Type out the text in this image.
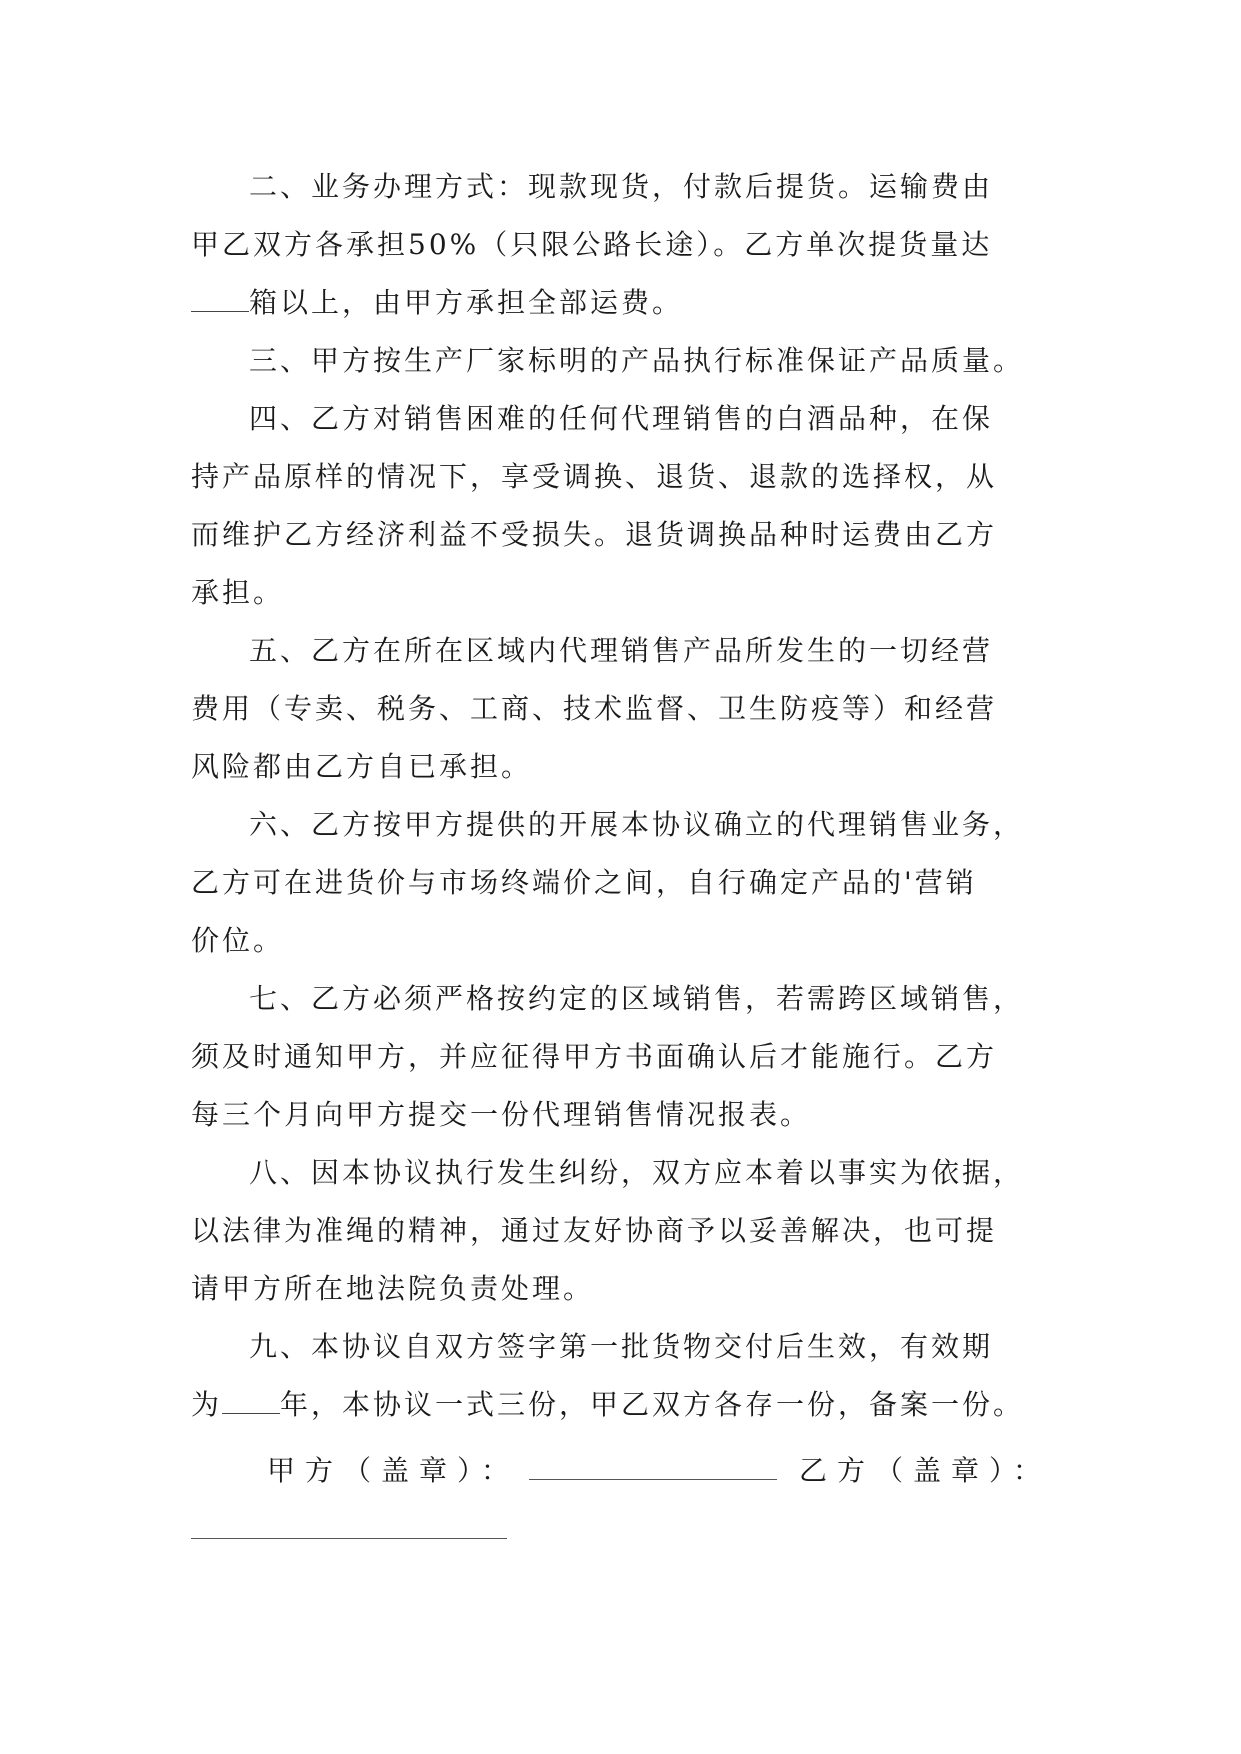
二、业务办理方式：现款现货，付款后提货。运输费由
甲乙双方各承担50%（只限公路长途）。乙方单次提货量达
箱以上，由甲方承担全部运费。
三、甲方按生产厂家标明的产品执行标准保证产品质量。
四、乙方对销售困难的任何代理销售的白酒品种，在保
持产品原样的情况下，享受调换、退货、退款的选择权，从
而维护乙方经济利益不受损失。退货调换品种时运费由乙方
承担。
五、乙方在所在区域内代理销售产品所发生的一切经营
费用（专卖、税务、工商、技术监督、卫生防疫等）和经营
风险都由乙方自已承担。
六、乙方按甲方提供的开展本协议确立的代理销售业务，
乙方可在进货价与市场终端价之间，自行确定产品的'营销
价位。
七、乙方必须严格按约定的区域销售，若需跨区域销售，
须及时通知甲方，并应征得甲方书面确认后才能施行。乙方
每三个月向甲方提交一份代理销售情况报表。
八、因本协议执行发生纠纷，双方应本着以事实为依据，
以法律为准绳的精神，通过友好协商予以妥善解决，也可提
请甲方所在地法院负责处理。
九、本协议自双方签字第一批货物交付后生效，有效期
为 年，本协议一式三份，甲乙双方各存一份，备案一份。
甲方（盖章）：	乙方（盖章）：
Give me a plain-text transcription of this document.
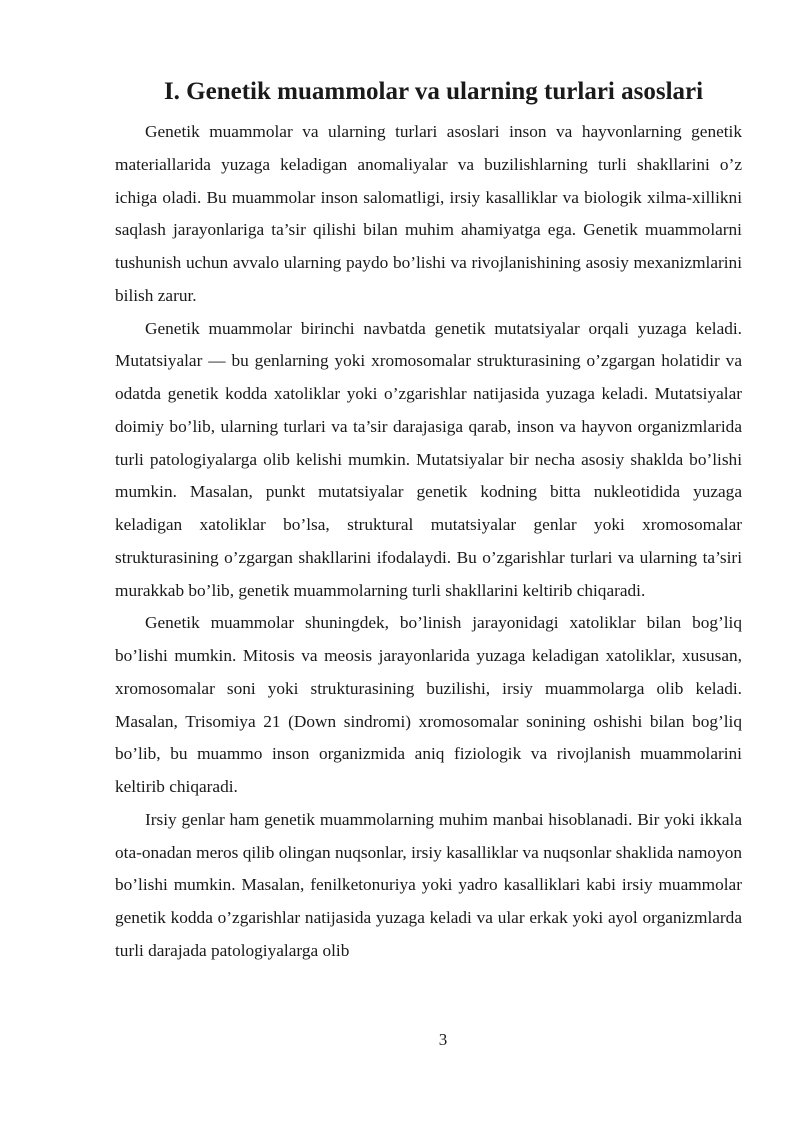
I. Genetik muammolar va ularning turlari asoslari

Genetik muammolar va ularning turlari asoslari inson va hayvonlarning genetik materiallarida yuzaga keladigan anomaliyalar va buzilishlarning turli shakllarini o’z ichiga oladi. Bu muammolar inson salomatligi, irsiy kasalliklar va biologik xilma-xillikni saqlash jarayonlariga ta’sir qilishi bilan muhim ahamiyatga ega. Genetik muammolarni tushunish uchun avvalo ularning paydo bo’lishi va rivojlanishining asosiy mexanizmlarini bilish zarur.

Genetik muammolar birinchi navbatda genetik mutatsiyalar orqali yuzaga keladi. Mutatsiyalar — bu genlarning yoki xromosomalar strukturasining o’zgargan holatidir va odatda genetik kodda xatoliklar yoki o’zgarishlar natijasida yuzaga keladi. Mutatsiyalar doimiy bo’lib, ularning turlari va ta’sir darajasiga qarab, inson va hayvon organizmlarida turli patologiyalarga olib kelishi mumkin. Mutatsiyalar bir necha asosiy shaklda bo’lishi mumkin. Masalan, punkt mutatsiyalar genetik kodning bitta nukleotidida yuzaga keladigan xatoliklar bo’lsa, struktural mutatsiyalar genlar yoki xromosomalar strukturasining o’zgargan shakllarini ifodalaydi. Bu o’zgarishlar turlari va ularning ta’siri murakkab bo’lib, genetik muammolarning turli shakllarini keltirib chiqaradi.

Genetik muammolar shuningdek, bo’linish jarayonidagi xatoliklar bilan bog’liq bo’lishi mumkin. Mitosis va meosis jarayonlarida yuzaga keladigan xatoliklar, xususan, xromosomalar soni yoki strukturasining buzilishi, irsiy muammolarga olib keladi. Masalan, Trisomiya 21 (Down sindromi) xromosomalar sonining oshishi bilan bog’liq bo’lib, bu muammo inson organizmida aniq fiziologik va rivojlanish muammolarini keltirib chiqaradi.

Irsiy genlar ham genetik muammolarning muhim manbai hisoblanadi. Bir yoki ikkala ota-onadan meros qilib olingan nuqsonlar, irsiy kasalliklar va nuqsonlar shaklida namoyon bo’lishi mumkin. Masalan, fenilketonuriya yoki yadro kasalliklari kabi irsiy muammolar genetik kodda o’zgarishlar natijasida yuzaga keladi va ular erkak yoki ayol organizmlarda turli darajada patologiyalarga olib

3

───

Find the word "kasalliklar" in the entries, and copy every line it shows up in.

• **Written solution**
Genetik muammolar va ularning turlari asoslari inson va hayvonlarning genetik materiallarida yuzaga keladigan anomaliyalar va buzilishlarning turli shakllarini o’z ichiga oladi. Bu muammolar inson salomatligi, irsiy kasalliklar va biologik xilma-xillikni saqlash jarayonlariga ta’sir qilishi bilan muhim ahamiyatga ega. Genetik muammolarni tushunish uchun avvalo ularning paydo bo’lishi va rivojlanishining asosiy mexanizmlarini bilish zarur.
Irsiy genlar ham genetik muammolarning muhim manbai hisoblanadi. Bir yoki ikkala ota-onadan meros qilib olingan nuqsonlar, irsiy kasalliklar va nuqsonlar shaklida namoyon bo’lishi mumkin. Masalan, fenilketonuriya yoki yadro kasalliklari kabi irsiy muammolar genetik kodda o’zgarishlar natijasida yuzaga keladi va ular erkak yoki ayol organizmlarda turli darajada patologiyalarga olib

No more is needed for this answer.